Report each line of the data that has "Familie" somewhere in it.

---------------

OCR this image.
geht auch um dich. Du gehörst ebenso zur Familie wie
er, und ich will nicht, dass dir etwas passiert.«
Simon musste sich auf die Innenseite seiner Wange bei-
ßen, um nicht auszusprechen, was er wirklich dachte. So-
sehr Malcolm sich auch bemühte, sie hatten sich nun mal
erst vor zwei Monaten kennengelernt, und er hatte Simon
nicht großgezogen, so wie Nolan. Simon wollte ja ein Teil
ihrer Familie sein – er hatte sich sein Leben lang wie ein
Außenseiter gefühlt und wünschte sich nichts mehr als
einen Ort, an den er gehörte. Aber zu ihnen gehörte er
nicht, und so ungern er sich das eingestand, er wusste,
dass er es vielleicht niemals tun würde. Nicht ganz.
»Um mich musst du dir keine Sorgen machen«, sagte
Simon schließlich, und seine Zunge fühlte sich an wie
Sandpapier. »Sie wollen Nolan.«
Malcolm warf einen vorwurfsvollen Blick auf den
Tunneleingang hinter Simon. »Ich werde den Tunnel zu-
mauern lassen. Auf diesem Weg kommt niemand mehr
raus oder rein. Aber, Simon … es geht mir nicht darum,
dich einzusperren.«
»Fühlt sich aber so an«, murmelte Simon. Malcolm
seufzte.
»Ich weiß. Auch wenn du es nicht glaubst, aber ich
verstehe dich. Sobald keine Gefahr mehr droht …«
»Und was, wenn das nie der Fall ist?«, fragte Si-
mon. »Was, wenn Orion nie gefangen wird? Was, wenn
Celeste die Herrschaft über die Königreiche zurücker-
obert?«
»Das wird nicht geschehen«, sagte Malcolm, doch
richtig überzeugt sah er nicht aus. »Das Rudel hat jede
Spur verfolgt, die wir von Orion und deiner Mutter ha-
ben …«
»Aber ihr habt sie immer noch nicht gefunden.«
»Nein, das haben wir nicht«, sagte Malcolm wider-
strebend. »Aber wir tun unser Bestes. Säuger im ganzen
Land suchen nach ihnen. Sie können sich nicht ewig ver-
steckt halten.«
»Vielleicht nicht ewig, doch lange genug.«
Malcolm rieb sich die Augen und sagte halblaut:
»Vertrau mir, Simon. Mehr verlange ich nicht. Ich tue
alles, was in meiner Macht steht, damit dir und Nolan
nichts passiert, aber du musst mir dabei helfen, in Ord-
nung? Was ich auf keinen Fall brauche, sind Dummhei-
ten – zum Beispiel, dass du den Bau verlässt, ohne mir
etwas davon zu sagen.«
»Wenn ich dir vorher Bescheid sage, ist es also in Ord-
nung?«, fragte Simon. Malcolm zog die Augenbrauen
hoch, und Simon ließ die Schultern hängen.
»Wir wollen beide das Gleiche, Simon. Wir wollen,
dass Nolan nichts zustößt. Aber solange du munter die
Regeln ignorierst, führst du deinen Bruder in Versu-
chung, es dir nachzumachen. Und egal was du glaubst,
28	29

---------------

THE OUTPUT —
geht auch um dich. Du gehörst ebenso zur Familie wie
ihrer Familie sein – er hatte sich sein Leben lang wie ein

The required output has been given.